### AIM:
Of the lines in this listing, how many contain the word "name"? Give the number and nothing else.

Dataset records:
****************

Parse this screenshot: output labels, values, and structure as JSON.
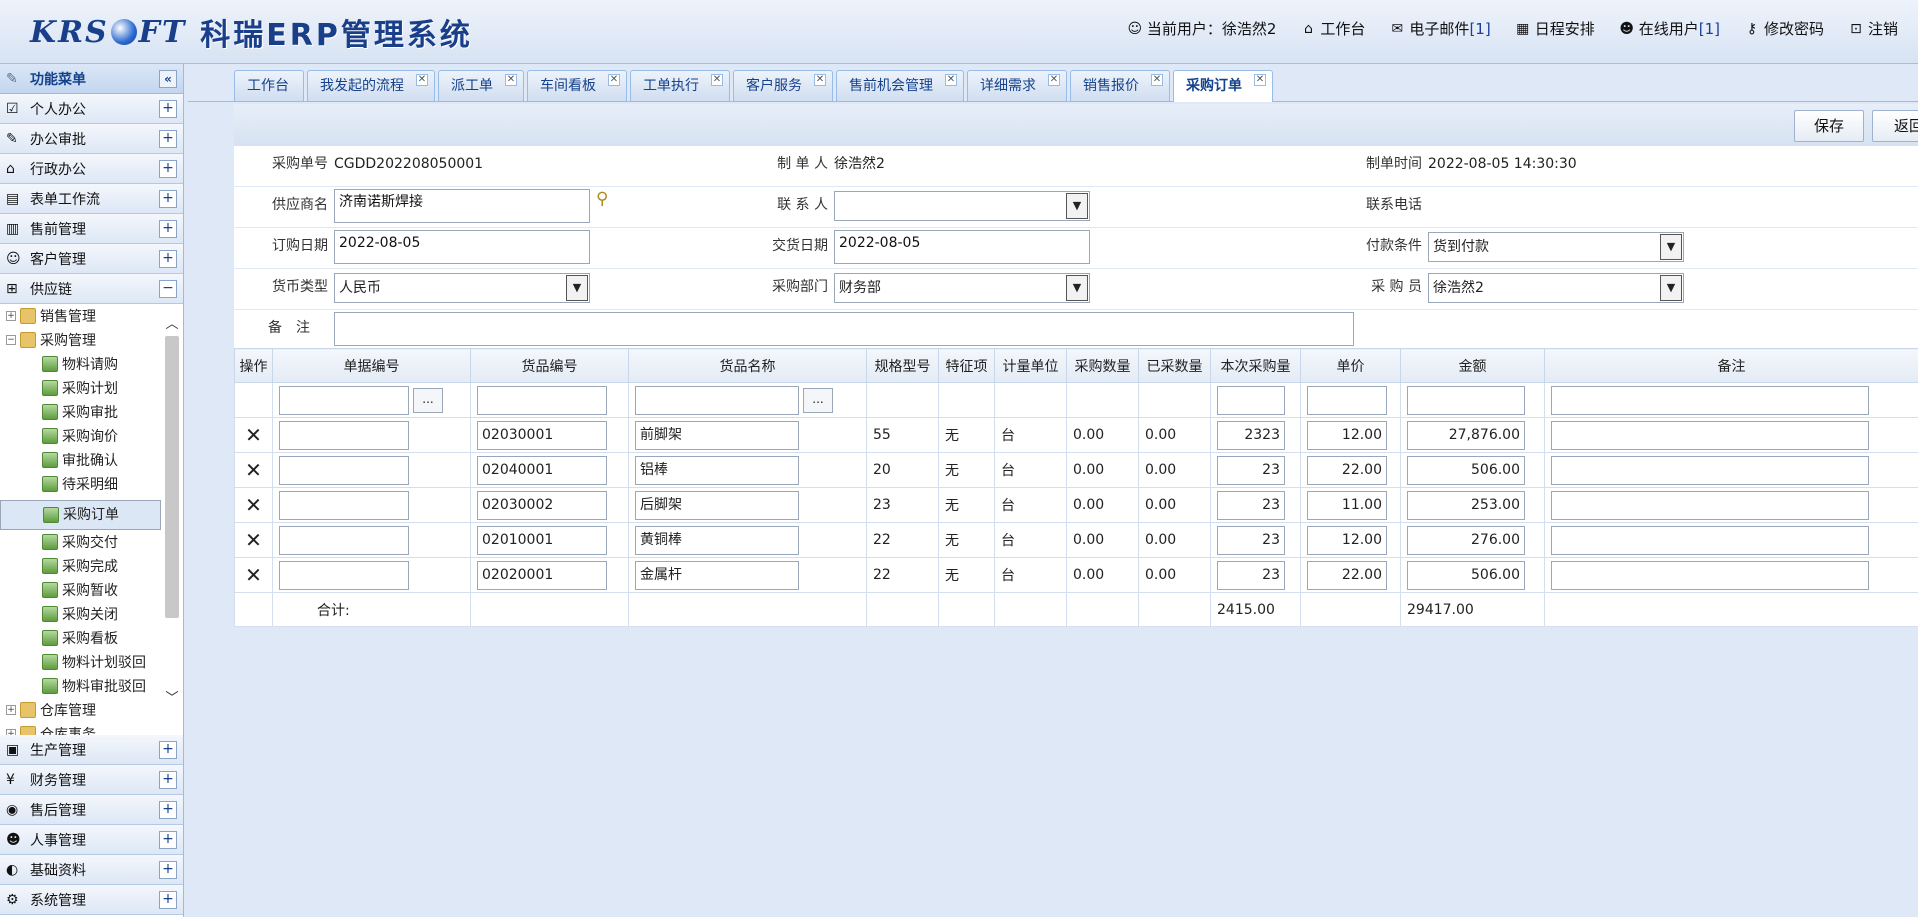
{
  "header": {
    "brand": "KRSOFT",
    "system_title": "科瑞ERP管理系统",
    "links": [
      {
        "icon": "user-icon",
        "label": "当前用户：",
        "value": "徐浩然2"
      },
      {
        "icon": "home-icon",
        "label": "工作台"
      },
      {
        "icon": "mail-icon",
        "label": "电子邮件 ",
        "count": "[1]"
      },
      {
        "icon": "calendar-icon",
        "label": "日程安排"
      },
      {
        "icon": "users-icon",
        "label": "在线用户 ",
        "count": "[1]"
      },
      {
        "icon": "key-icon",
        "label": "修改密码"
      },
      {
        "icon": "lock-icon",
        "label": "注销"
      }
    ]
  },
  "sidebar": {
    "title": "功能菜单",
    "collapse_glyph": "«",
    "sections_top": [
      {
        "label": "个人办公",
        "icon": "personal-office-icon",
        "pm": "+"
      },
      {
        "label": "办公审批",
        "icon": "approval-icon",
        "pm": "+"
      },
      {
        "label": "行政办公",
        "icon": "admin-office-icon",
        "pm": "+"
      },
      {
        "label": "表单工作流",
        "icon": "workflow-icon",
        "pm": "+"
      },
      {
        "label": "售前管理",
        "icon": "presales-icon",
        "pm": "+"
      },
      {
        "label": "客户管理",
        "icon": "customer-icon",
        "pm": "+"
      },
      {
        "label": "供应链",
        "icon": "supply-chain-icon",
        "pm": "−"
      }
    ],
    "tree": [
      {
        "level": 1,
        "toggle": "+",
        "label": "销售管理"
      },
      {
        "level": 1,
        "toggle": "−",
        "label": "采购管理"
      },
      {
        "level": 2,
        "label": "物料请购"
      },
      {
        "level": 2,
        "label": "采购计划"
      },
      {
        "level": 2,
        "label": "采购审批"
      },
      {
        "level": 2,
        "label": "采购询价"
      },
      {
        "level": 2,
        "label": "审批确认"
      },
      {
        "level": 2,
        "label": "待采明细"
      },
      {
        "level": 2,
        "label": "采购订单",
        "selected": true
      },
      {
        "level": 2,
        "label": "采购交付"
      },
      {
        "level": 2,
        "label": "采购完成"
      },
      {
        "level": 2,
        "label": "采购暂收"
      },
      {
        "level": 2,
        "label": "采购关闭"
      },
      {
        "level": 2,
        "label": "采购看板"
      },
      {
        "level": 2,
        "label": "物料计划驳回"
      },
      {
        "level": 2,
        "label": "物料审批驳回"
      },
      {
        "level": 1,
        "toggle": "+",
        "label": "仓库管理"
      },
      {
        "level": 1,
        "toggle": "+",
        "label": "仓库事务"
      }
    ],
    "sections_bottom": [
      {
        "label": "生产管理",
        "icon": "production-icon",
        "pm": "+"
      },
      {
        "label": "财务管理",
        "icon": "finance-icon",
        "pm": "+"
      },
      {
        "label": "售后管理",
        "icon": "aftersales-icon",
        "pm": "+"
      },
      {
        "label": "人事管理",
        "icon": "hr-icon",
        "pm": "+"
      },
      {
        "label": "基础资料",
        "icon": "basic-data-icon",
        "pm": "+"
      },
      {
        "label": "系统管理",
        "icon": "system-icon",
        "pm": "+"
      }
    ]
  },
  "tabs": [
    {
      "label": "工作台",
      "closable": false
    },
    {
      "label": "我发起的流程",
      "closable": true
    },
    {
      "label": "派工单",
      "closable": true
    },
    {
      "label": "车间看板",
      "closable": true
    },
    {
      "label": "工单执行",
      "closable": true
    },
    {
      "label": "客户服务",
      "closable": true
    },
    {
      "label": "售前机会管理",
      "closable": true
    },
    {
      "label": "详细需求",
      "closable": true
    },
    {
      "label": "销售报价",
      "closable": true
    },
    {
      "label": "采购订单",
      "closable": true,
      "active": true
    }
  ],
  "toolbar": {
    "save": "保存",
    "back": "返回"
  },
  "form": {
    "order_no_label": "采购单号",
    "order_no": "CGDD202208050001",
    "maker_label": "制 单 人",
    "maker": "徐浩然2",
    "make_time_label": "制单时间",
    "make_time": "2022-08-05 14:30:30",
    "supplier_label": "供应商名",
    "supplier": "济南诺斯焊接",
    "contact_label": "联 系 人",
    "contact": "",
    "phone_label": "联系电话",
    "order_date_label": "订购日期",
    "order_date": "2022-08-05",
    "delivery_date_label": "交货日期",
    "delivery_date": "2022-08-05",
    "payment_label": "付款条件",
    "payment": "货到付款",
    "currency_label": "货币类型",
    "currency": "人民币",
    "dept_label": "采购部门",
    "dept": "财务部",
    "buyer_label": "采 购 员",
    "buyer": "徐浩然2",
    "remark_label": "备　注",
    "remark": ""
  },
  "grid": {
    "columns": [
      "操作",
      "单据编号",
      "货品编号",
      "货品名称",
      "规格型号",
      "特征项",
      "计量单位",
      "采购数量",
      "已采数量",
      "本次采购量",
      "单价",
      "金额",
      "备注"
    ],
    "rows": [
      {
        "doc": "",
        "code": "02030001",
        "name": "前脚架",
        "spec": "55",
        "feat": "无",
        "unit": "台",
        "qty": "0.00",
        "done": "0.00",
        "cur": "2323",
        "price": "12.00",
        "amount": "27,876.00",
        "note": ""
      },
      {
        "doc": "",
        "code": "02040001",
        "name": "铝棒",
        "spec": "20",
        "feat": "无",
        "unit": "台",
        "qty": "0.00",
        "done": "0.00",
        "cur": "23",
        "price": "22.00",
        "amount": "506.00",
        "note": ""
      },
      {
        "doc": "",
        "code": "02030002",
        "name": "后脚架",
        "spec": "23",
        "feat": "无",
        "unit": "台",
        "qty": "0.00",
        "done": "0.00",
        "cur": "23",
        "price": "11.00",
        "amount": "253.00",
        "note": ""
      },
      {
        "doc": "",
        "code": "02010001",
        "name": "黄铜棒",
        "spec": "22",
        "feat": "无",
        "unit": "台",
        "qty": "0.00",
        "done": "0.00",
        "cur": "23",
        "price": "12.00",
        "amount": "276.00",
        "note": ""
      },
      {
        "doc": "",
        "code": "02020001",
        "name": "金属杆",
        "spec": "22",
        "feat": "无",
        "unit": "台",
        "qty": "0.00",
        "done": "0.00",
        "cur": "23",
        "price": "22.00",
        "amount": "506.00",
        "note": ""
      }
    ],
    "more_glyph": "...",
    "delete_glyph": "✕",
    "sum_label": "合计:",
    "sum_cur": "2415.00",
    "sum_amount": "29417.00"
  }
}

****************

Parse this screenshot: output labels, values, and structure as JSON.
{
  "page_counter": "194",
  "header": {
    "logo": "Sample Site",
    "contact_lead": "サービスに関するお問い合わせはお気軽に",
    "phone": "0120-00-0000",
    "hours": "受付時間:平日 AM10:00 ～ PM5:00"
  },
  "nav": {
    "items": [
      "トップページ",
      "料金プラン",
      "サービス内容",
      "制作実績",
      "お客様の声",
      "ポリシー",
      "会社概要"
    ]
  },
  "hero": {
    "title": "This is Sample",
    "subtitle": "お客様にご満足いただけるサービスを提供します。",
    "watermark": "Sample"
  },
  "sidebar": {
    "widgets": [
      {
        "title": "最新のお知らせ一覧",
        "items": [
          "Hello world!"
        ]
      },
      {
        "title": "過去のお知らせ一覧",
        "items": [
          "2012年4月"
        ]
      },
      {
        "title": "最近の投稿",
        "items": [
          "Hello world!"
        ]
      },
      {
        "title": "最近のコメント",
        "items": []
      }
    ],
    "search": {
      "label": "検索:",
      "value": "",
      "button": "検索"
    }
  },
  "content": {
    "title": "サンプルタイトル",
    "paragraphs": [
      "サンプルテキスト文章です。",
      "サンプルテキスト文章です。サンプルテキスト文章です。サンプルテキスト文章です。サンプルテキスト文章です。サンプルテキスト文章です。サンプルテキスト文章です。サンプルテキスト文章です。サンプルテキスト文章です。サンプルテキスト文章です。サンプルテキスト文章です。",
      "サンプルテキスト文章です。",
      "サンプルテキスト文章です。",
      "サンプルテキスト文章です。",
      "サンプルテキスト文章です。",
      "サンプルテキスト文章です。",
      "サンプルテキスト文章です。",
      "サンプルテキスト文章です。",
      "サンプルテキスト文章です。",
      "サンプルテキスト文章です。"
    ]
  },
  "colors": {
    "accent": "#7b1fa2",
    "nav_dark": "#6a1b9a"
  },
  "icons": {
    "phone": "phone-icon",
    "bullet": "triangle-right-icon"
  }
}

****************

### FULL ANSWER:
5